ROWS:
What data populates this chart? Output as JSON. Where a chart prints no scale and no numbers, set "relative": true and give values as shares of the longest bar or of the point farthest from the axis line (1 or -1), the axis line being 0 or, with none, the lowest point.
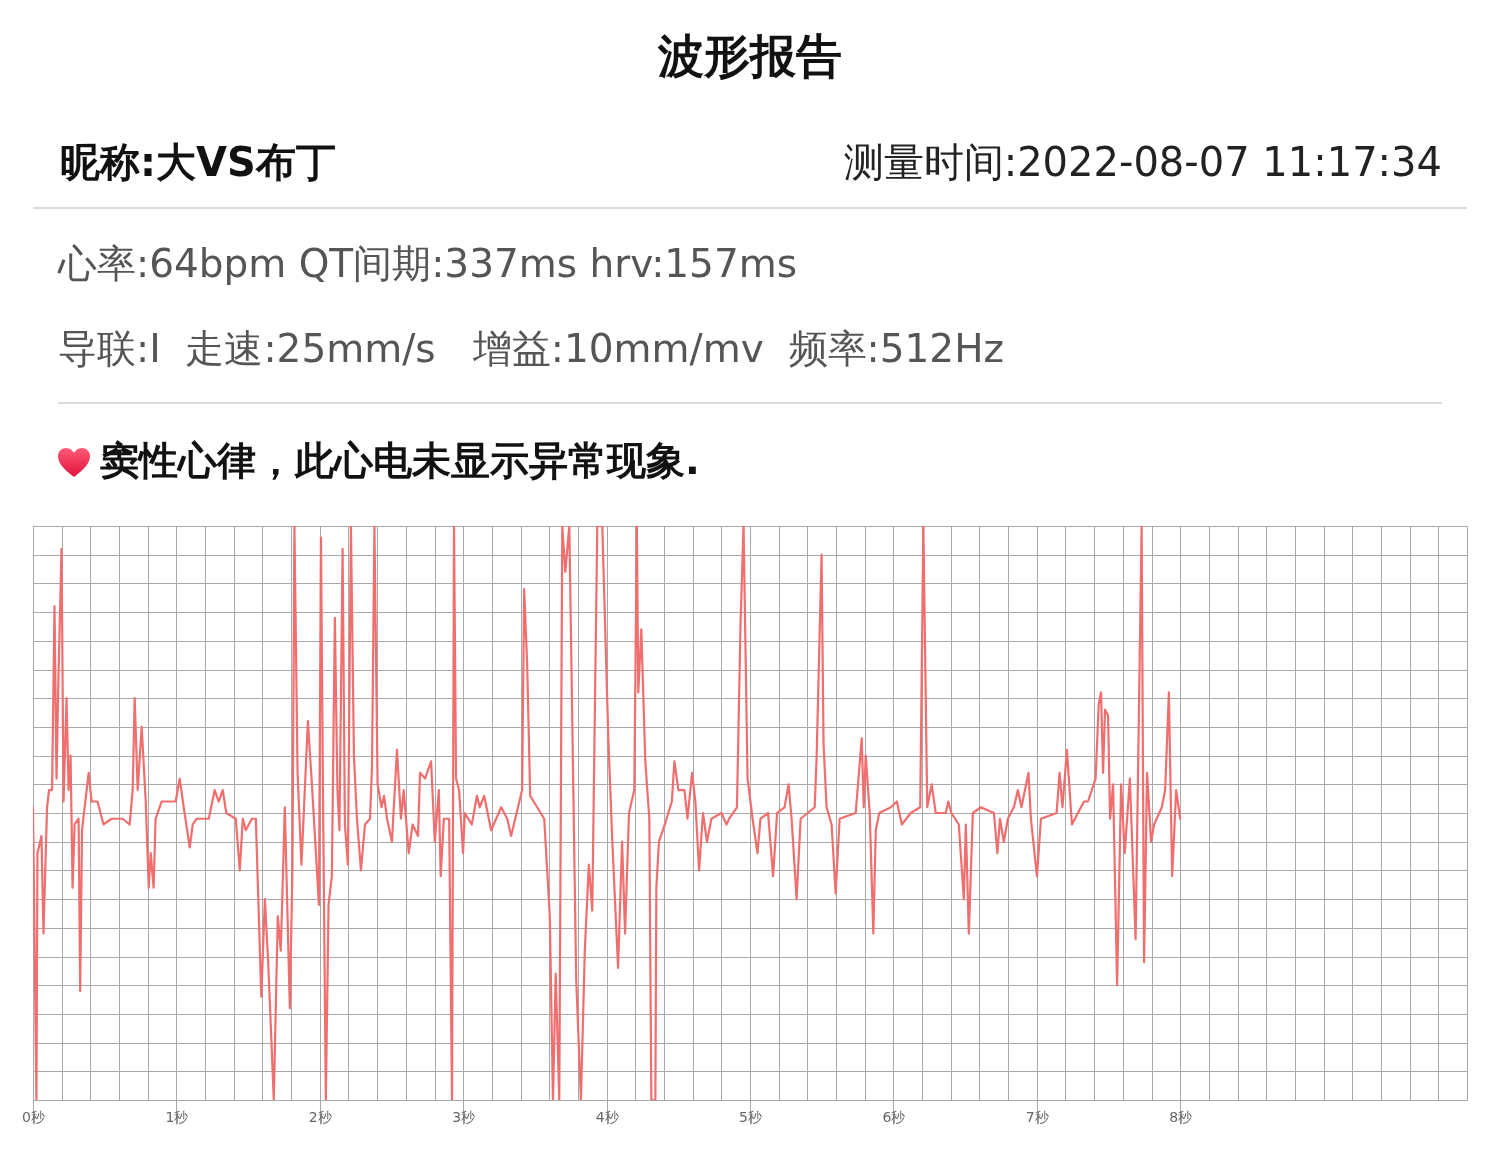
{
  "chart_data": {
    "type": "line",
    "title": "波形报告",
    "annotations": [
      "昵称:大VS布丁",
      "测量时间:2022-08-07 11:17:34",
      "心率:64bpm QT间期:337ms hrv:157ms",
      "导联:I  走速:25mm/s   增益:10mm/mv  频率:512Hz",
      "窦性心律，此心电未显示异常现象."
    ],
    "x": [
      0,
      0.024,
      0.031,
      0.059,
      0.073,
      0.098,
      0.112,
      0.133,
      0.15,
      0.164,
      0.178,
      0.199,
      0.213,
      0.234,
      0.248,
      0.262,
      0.276,
      0.29,
      0.318,
      0.329,
      0.342,
      0.388,
      0.409,
      0.45,
      0.492,
      0.548,
      0.625,
      0.674,
      0.695,
      0.709,
      0.73,
      0.758,
      0.786,
      0.807,
      0.821,
      0.841,
      0.855,
      0.897,
      0.995,
      1.023,
      1.051,
      1.093,
      1.114,
      1.142,
      1.226,
      1.267,
      1.295,
      1.323,
      1.348,
      1.414,
      1.442,
      1.463,
      1.484,
      1.526,
      1.554,
      1.592,
      1.617,
      1.638,
      1.655,
      1.679,
      1.707,
      1.728,
      1.756,
      1.791,
      1.809,
      1.823,
      1.845,
      1.872,
      1.917,
      1.945,
      1.994,
      2.008,
      2.022,
      2.042,
      2.061,
      2.084,
      2.105,
      2.123,
      2.137,
      2.159,
      2.175,
      2.196,
      2.217,
      2.238,
      2.259,
      2.287,
      2.315,
      2.35,
      2.364,
      2.381,
      2.403,
      2.43,
      2.448,
      2.469,
      2.503,
      2.538,
      2.566,
      2.585,
      2.62,
      2.647,
      2.685,
      2.699,
      2.734,
      2.776,
      2.802,
      2.83,
      2.843,
      2.865,
      2.902,
      2.922,
      2.936,
      2.95,
      2.971,
      2.999,
      3.011,
      3.06,
      3.096,
      3.115,
      3.146,
      3.195,
      3.265,
      3.307,
      3.334,
      3.411,
      3.425,
      3.446,
      3.467,
      3.565,
      3.604,
      3.626,
      3.645,
      3.67,
      3.691,
      3.712,
      3.74,
      3.788,
      3.821,
      3.848,
      3.876,
      3.9,
      3.935,
      3.97,
      4.012,
      4.04,
      4.08,
      4.108,
      4.129,
      4.156,
      4.193,
      4.211,
      4.221,
      4.242,
      4.27,
      4.298,
      4.312,
      4.34,
      4.347,
      4.365,
      4.406,
      4.455,
      4.473,
      4.501,
      4.543,
      4.564,
      4.596,
      4.619,
      4.645,
      4.672,
      4.7,
      4.731,
      4.801,
      4.836,
      4.855,
      4.909,
      4.934,
      4.955,
      4.983,
      5.018,
      5.052,
      5.073,
      5.126,
      5.161,
      5.189,
      5.241,
      5.269,
      5.29,
      5.325,
      5.353,
      5.451,
      5.465,
      5.499,
      5.513,
      5.534,
      5.569,
      5.597,
      5.625,
      5.737,
      5.779,
      5.793,
      5.807,
      5.835,
      5.86,
      5.877,
      5.901,
      5.982,
      6.024,
      6.059,
      6.121,
      6.187,
      6.209,
      6.236,
      6.267,
      6.295,
      6.365,
      6.383,
      6.404,
      6.456,
      6.491,
      6.505,
      6.526,
      6.554,
      6.61,
      6.701,
      6.725,
      6.743,
      6.77,
      6.798,
      6.84,
      6.868,
      6.893,
      6.942,
      6.959,
      7.001,
      7.029,
      7.138,
      7.159,
      7.179,
      7.21,
      7.245,
      7.329,
      7.357,
      7.41,
      7.432,
      7.448,
      7.462,
      7.476,
      7.497,
      7.511,
      7.532,
      7.56,
      7.588,
      7.613,
      7.649,
      7.689,
      7.731,
      7.748,
      7.769,
      7.797,
      7.818,
      7.872,
      7.895,
      7.921,
      7.944,
      7.972,
      8
    ],
    "series": [
      {
        "color": "#f06e6e",
        "values": [
          0.51,
          0,
          0.43,
          0.46,
          0.29,
          0.51,
          0.54,
          0.54,
          0.86,
          0.56,
          0.74,
          0.96,
          0.52,
          0.7,
          0.54,
          0.6,
          0.37,
          0.48,
          0.49,
          0.19,
          0.47,
          0.57,
          0.52,
          0.52,
          0.48,
          0.49,
          0.49,
          0.48,
          0.54,
          0.7,
          0.54,
          0.65,
          0.52,
          0.37,
          0.43,
          0.37,
          0.49,
          0.52,
          0.52,
          0.56,
          0.51,
          0.44,
          0.48,
          0.49,
          0.49,
          0.54,
          0.52,
          0.54,
          0.5,
          0.49,
          0.4,
          0.49,
          0.47,
          0.49,
          0.49,
          0.18,
          0.35,
          0.25,
          0.15,
          0,
          0.32,
          0.26,
          0.51,
          0.16,
          0.4,
          1,
          0.57,
          0.41,
          0.66,
          0.55,
          0.34,
          0.98,
          0.54,
          0,
          0.34,
          0.39,
          0.84,
          0.54,
          0.47,
          0.96,
          0.48,
          0.41,
          1,
          0.6,
          0.49,
          0.4,
          0.48,
          0.49,
          0.58,
          1,
          0.55,
          0.51,
          0.53,
          0.49,
          0.45,
          0.61,
          0.49,
          0.54,
          0.43,
          0.48,
          0.46,
          0.57,
          0.56,
          0.59,
          0.45,
          0.54,
          0.39,
          0.49,
          0.49,
          0,
          1,
          0.56,
          0.54,
          0.43,
          0.5,
          0.48,
          0.53,
          0.51,
          0.53,
          0.47,
          0.51,
          0.49,
          0.46,
          0.54,
          0.89,
          0.76,
          0.53,
          0.49,
          0.32,
          0,
          0.22,
          0,
          1,
          0.92,
          1,
          0.21,
          0,
          0.26,
          0.41,
          0.33,
          1,
          1,
          0.63,
          0.45,
          0.23,
          0.45,
          0.29,
          0.5,
          0.54,
          1,
          0.71,
          0.82,
          0.59,
          0.49,
          0,
          0,
          0.37,
          0.45,
          0.48,
          0.52,
          0.59,
          0.54,
          0.54,
          0.49,
          0.57,
          0.52,
          0.4,
          0.5,
          0.45,
          0.49,
          0.5,
          0.48,
          0.49,
          0.51,
          0.83,
          1,
          0.56,
          0.49,
          0.43,
          0.49,
          0.5,
          0.39,
          0.5,
          0.51,
          0.55,
          0.49,
          0.35,
          0.49,
          0.51,
          0.6,
          0.95,
          0.62,
          0.51,
          0.48,
          0.36,
          0.49,
          0.5,
          0.63,
          0.51,
          0.6,
          0.5,
          0.29,
          0.47,
          0.5,
          0.51,
          0.52,
          0.48,
          0.5,
          0.51,
          1,
          0.51,
          0.55,
          0.5,
          0.5,
          0.52,
          0.5,
          0.48,
          0.35,
          0.48,
          0.29,
          0.5,
          0.51,
          0.5,
          0.43,
          0.49,
          0.45,
          0.49,
          0.51,
          0.54,
          0.51,
          0.57,
          0.49,
          0.39,
          0.49,
          0.5,
          0.57,
          0.51,
          0.61,
          0.48,
          0.52,
          0.52,
          0.56,
          0.69,
          0.71,
          0.57,
          0.68,
          0.67,
          0.49,
          0.55,
          0.2,
          0.55,
          0.43,
          0.56,
          0.28,
          1,
          0.24,
          0.57,
          0.45,
          0.48,
          0.51,
          0.54,
          0.71,
          0.39,
          0.54,
          0.49
        ]
      }
    ],
    "relative": true,
    "xlim": [
      0,
      10
    ],
    "xticks": [
      {
        "value": 0,
        "label": "0秒"
      },
      {
        "value": 0.2,
        "label": null
      },
      {
        "value": 0.4,
        "label": null
      },
      {
        "value": 0.6,
        "label": null
      },
      {
        "value": 0.8,
        "label": null
      },
      {
        "value": 1,
        "label": "1秒"
      },
      {
        "value": 1.2,
        "label": null
      },
      {
        "value": 1.4,
        "label": null
      },
      {
        "value": 1.6,
        "label": null
      },
      {
        "value": 1.8,
        "label": null
      },
      {
        "value": 2,
        "label": "2秒"
      },
      {
        "value": 2.2,
        "label": null
      },
      {
        "value": 2.4,
        "label": null
      },
      {
        "value": 2.6,
        "label": null
      },
      {
        "value": 2.8,
        "label": null
      },
      {
        "value": 3,
        "label": "3秒"
      },
      {
        "value": 3.2,
        "label": null
      },
      {
        "value": 3.4,
        "label": null
      },
      {
        "value": 3.6,
        "label": null
      },
      {
        "value": 3.8,
        "label": null
      },
      {
        "value": 4,
        "label": "4秒"
      },
      {
        "value": 4.2,
        "label": null
      },
      {
        "value": 4.4,
        "label": null
      },
      {
        "value": 4.6,
        "label": null
      },
      {
        "value": 4.8,
        "label": null
      },
      {
        "value": 5,
        "label": "5秒"
      },
      {
        "value": 5.2,
        "label": null
      },
      {
        "value": 5.4,
        "label": null
      },
      {
        "value": 5.6,
        "label": null
      },
      {
        "value": 5.8,
        "label": null
      },
      {
        "value": 6,
        "label": "6秒"
      },
      {
        "value": 6.2,
        "label": null
      },
      {
        "value": 6.4,
        "label": null
      },
      {
        "value": 6.6,
        "label": null
      },
      {
        "value": 6.8,
        "label": null
      },
      {
        "value": 7,
        "label": "7秒"
      },
      {
        "value": 7.2,
        "label": null
      },
      {
        "value": 7.4,
        "label": null
      },
      {
        "value": 7.6,
        "label": null
      },
      {
        "value": 7.8,
        "label": null
      },
      {
        "value": 8,
        "label": "8秒"
      },
      {
        "value": 8.2,
        "label": null
      },
      {
        "value": 8.4,
        "label": null
      },
      {
        "value": 8.6,
        "label": null
      },
      {
        "value": 8.8,
        "label": null
      },
      {
        "value": 9,
        "label": null
      },
      {
        "value": 9.2,
        "label": null
      },
      {
        "value": 9.4,
        "label": null
      },
      {
        "value": 9.6,
        "label": null
      },
      {
        "value": 9.8,
        "label": null
      },
      {
        "value": 10,
        "label": null
      }
    ],
    "grid": true,
    "line_style": "solid"
  }
}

EXERCISE AIM:
Search the data above for the string "relative" and copy each line that has it.

TASK SOLUTION:
What data populates this chart? Output as JSON. Where a chart prints no scale and no numbers, set "relative": true and give values as shares of the longest bar or of the point farthest from the axis line (1 or -1), the axis line being 0 or, with none, the lowest point.
    "relative": true,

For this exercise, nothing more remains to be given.